*YOUR TASK*.
Output each entry that follows exactly. Images stay out.

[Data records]
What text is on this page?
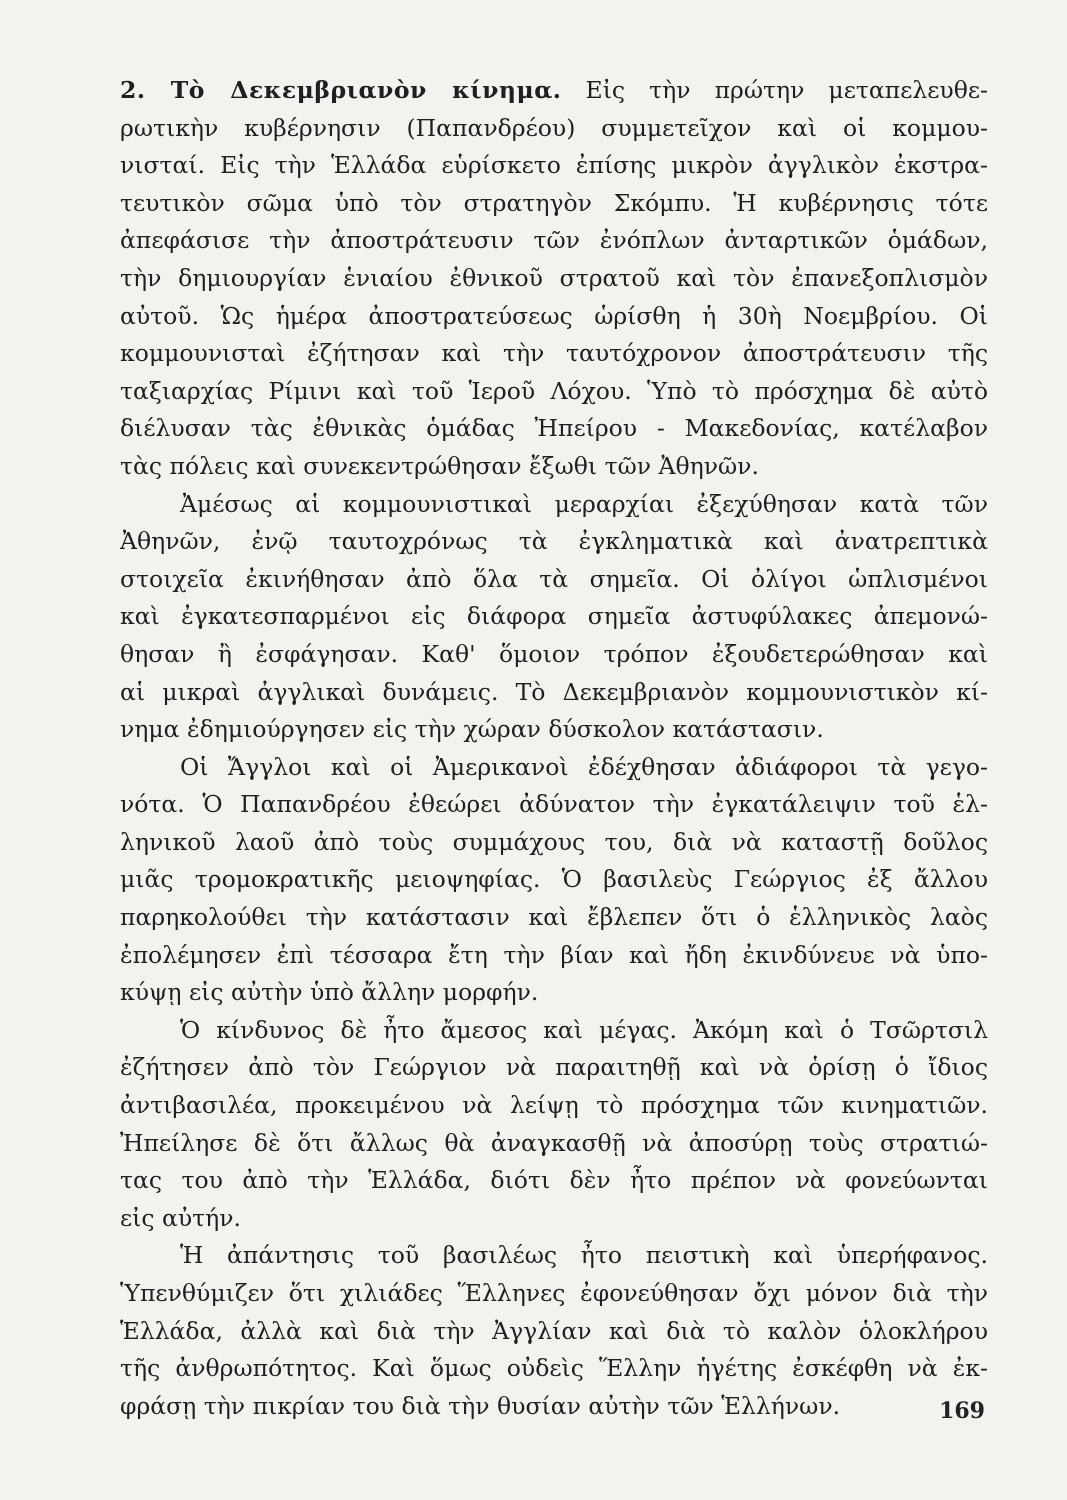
2. Τὸ Δεκεμβριανὸν κίνημα. Εἰς τὴν πρώτην μεταπελευθε-
ρωτικὴν κυβέρνησιν (Παπανδρέου) συμμετεῖχον καὶ οἱ κομμου-
νισταί. Εἰς τὴν Ἑλλάδα εὑρίσκετο ἐπίσης μικρὸν ἀγγλικὸν ἐκστρα-
τευτικὸν σῶμα ὑπὸ τὸν στρατηγὸν Σκόμπυ. Ἡ κυβέρνησις τότε
ἀπεφάσισε τὴν ἀποστράτευσιν τῶν ἐνόπλων ἀνταρτικῶν ὁμάδων,
τὴν δημιουργίαν ἑνιαίου ἐθνικοῦ στρατοῦ καὶ τὸν ἐπανεξοπλισμὸν
αὐτοῦ. Ὡς ἡμέρα ἀποστρατεύσεως ὡρίσθη ἡ 30ὴ Νοεμβρίου. Οἱ
κομμουνισταὶ ἐζήτησαν καὶ τὴν ταυτόχρονον ἀποστράτευσιν τῆς
ταξιαρχίας Ρίμινι καὶ τοῦ Ἱεροῦ Λόχου. Ὑπὸ τὸ πρόσχημα δὲ αὐτὸ
διέλυσαν τὰς ἐθνικὰς ὁμάδας Ἠπείρου - Μακεδονίας, κατέλαβον
τὰς πόλεις καὶ συνεκεντρώθησαν ἔξωθι τῶν Ἀθηνῶν.
Ἀμέσως αἱ κομμουνιστικαὶ μεραρχίαι ἐξεχύθησαν κατὰ τῶν
Ἀθηνῶν, ἐνῷ ταυτοχρόνως τὰ ἐγκληματικὰ καὶ ἀνατρεπτικὰ
στοιχεῖα ἐκινήθησαν ἀπὸ ὅλα τὰ σημεῖα. Οἱ ὀλίγοι ὡπλισμένοι
καὶ ἐγκατεσπαρμένοι εἰς διάφορα σημεῖα ἀστυφύλακες ἀπεμονώ-
θησαν ἢ ἐσφάγησαν. Καθ' ὅμοιον τρόπον ἐξουδετερώθησαν καὶ
αἱ μικραὶ ἀγγλικαὶ δυνάμεις. Τὸ Δεκεμβριανὸν κομμουνιστικὸν κί-
νημα ἐδημιούργησεν εἰς τὴν χώραν δύσκολον κατάστασιν.
Οἱ Ἄγγλοι καὶ οἱ Ἀμερικανοὶ ἐδέχθησαν ἀδιάφοροι τὰ γεγο-
νότα. Ὁ Παπανδρέου ἐθεώρει ἀδύνατον τὴν ἐγκατάλειψιν τοῦ ἑλ-
ληνικοῦ λαοῦ ἀπὸ τοὺς συμμάχους του, διὰ νὰ καταστῇ δοῦλος
μιᾶς τρομοκρατικῆς μειοψηφίας. Ὁ βασιλεὺς Γεώργιος ἐξ ἄλλου
παρηκολούθει τὴν κατάστασιν καὶ ἔβλεπεν ὅτι ὁ ἑλληνικὸς λαὸς
ἐπολέμησεν ἐπὶ τέσσαρα ἔτη τὴν βίαν καὶ ἤδη ἐκινδύνευε νὰ ὑπο-
κύψῃ εἰς αὐτὴν ὑπὸ ἄλλην μορφήν.
Ὁ κίνδυνος δὲ ἦτο ἄμεσος καὶ μέγας. Ἀκόμη καὶ ὁ Τσῶρτσιλ
ἐζήτησεν ἀπὸ τὸν Γεώργιον νὰ παραιτηθῇ καὶ νὰ ὁρίσῃ ὁ ἴδιος
ἀντιβασιλέα, προκειμένου νὰ λείψῃ τὸ πρόσχημα τῶν κινηματιῶν.
Ἠπείλησε δὲ ὅτι ἄλλως θὰ ἀναγκασθῇ νὰ ἀποσύρῃ τοὺς στρατιώ-
τας του ἀπὸ τὴν Ἑλλάδα, διότι δὲν ἦτο πρέπον νὰ φονεύωνται
εἰς αὐτήν.
Ἡ ἀπάντησις τοῦ βασιλέως ἦτο πειστικὴ καὶ ὑπερήφανος.
Ὑπενθύμιζεν ὅτι χιλιάδες Ἕλληνες ἐφονεύθησαν ὄχι μόνον διὰ τὴν
Ἑλλάδα, ἀλλὰ καὶ διὰ τὴν Ἀγγλίαν καὶ διὰ τὸ καλὸν ὁλοκλήρου
τῆς ἀνθρωπότητος. Καὶ ὅμως οὐδεὶς Ἕλλην ἡγέτης ἐσκέφθη νὰ ἐκ-
φράσῃ τὴν πικρίαν του διὰ τὴν θυσίαν αὐτὴν τῶν Ἑλλήνων.	169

*REPLY TO THE EXERCISE*.
What text is on this page?
2. Τὸ Δεκεμβριανὸν κίνημα. Εἰς τὴν πρώτην μεταπελευθε-
ρωτικὴν κυβέρνησιν (Παπανδρέου) συμμετεῖχον καὶ οἱ κομμου-
νισταί. Εἰς τὴν Ἑλλάδα εὑρίσκετο ἐπίσης μικρὸν ἀγγλικὸν ἐκστρα-
τευτικὸν σῶμα ὑπὸ τὸν στρατηγὸν Σκόμπυ. Ἡ κυβέρνησις τότε
ἀπεφάσισε τὴν ἀποστράτευσιν τῶν ἐνόπλων ἀνταρτικῶν ὁμάδων,
τὴν δημιουργίαν ἑνιαίου ἐθνικοῦ στρατοῦ καὶ τὸν ἐπανεξοπλισμὸν
αὐτοῦ. Ὡς ἡμέρα ἀποστρατεύσεως ὡρίσθη ἡ 30ὴ Νοεμβρίου. Οἱ
κομμουνισταὶ ἐζήτησαν καὶ τὴν ταυτόχρονον ἀποστράτευσιν τῆς
ταξιαρχίας Ρίμινι καὶ τοῦ Ἱεροῦ Λόχου. Ὑπὸ τὸ πρόσχημα δὲ αὐτὸ
διέλυσαν τὰς ἐθνικὰς ὁμάδας Ἠπείρου - Μακεδονίας, κατέλαβον
τὰς πόλεις καὶ συνεκεντρώθησαν ἔξωθι τῶν Ἀθηνῶν.
Ἀμέσως αἱ κομμουνιστικαὶ μεραρχίαι ἐξεχύθησαν κατὰ τῶν
Ἀθηνῶν, ἐνῷ ταυτοχρόνως τὰ ἐγκληματικὰ καὶ ἀνατρεπτικὰ
στοιχεῖα ἐκινήθησαν ἀπὸ ὅλα τὰ σημεῖα. Οἱ ὀλίγοι ὡπλισμένοι
καὶ ἐγκατεσπαρμένοι εἰς διάφορα σημεῖα ἀστυφύλακες ἀπεμονώ-
θησαν ἢ ἐσφάγησαν. Καθ' ὅμοιον τρόπον ἐξουδετερώθησαν καὶ
αἱ μικραὶ ἀγγλικαὶ δυνάμεις. Τὸ Δεκεμβριανὸν κομμουνιστικὸν κί-
νημα ἐδημιούργησεν εἰς τὴν χώραν δύσκολον κατάστασιν.
Οἱ Ἄγγλοι καὶ οἱ Ἀμερικανοὶ ἐδέχθησαν ἀδιάφοροι τὰ γεγο-
νότα. Ὁ Παπανδρέου ἐθεώρει ἀδύνατον τὴν ἐγκατάλειψιν τοῦ ἑλ-
ληνικοῦ λαοῦ ἀπὸ τοὺς συμμάχους του, διὰ νὰ καταστῇ δοῦλος
μιᾶς τρομοκρατικῆς μειοψηφίας. Ὁ βασιλεὺς Γεώργιος ἐξ ἄλλου
παρηκολούθει τὴν κατάστασιν καὶ ἔβλεπεν ὅτι ὁ ἑλληνικὸς λαὸς
ἐπολέμησεν ἐπὶ τέσσαρα ἔτη τὴν βίαν καὶ ἤδη ἐκινδύνευε νὰ ὑπο-
κύψῃ εἰς αὐτὴν ὑπὸ ἄλλην μορφήν.
Ὁ κίνδυνος δὲ ἦτο ἄμεσος καὶ μέγας. Ἀκόμη καὶ ὁ Τσῶρτσιλ
ἐζήτησεν ἀπὸ τὸν Γεώργιον νὰ παραιτηθῇ καὶ νὰ ὁρίσῃ ὁ ἴδιος
ἀντιβασιλέα, προκειμένου νὰ λείψῃ τὸ πρόσχημα τῶν κινηματιῶν.
Ἠπείλησε δὲ ὅτι ἄλλως θὰ ἀναγκασθῇ νὰ ἀποσύρῃ τοὺς στρατιώ-
τας του ἀπὸ τὴν Ἑλλάδα, διότι δὲν ἦτο πρέπον νὰ φονεύωνται
εἰς αὐτήν.
Ἡ ἀπάντησις τοῦ βασιλέως ἦτο πειστικὴ καὶ ὑπερήφανος.
Ὑπενθύμιζεν ὅτι χιλιάδες Ἕλληνες ἐφονεύθησαν ὄχι μόνον διὰ τὴν
Ἑλλάδα, ἀλλὰ καὶ διὰ τὴν Ἀγγλίαν καὶ διὰ τὸ καλὸν ὁλοκλήρου
τῆς ἀνθρωπότητος. Καὶ ὅμως οὐδεὶς Ἕλλην ἡγέτης ἐσκέφθη νὰ ἐκ-
φράσῃ τὴν πικρίαν του διὰ τὴν θυσίαν αὐτὴν τῶν Ἑλλήνων.	169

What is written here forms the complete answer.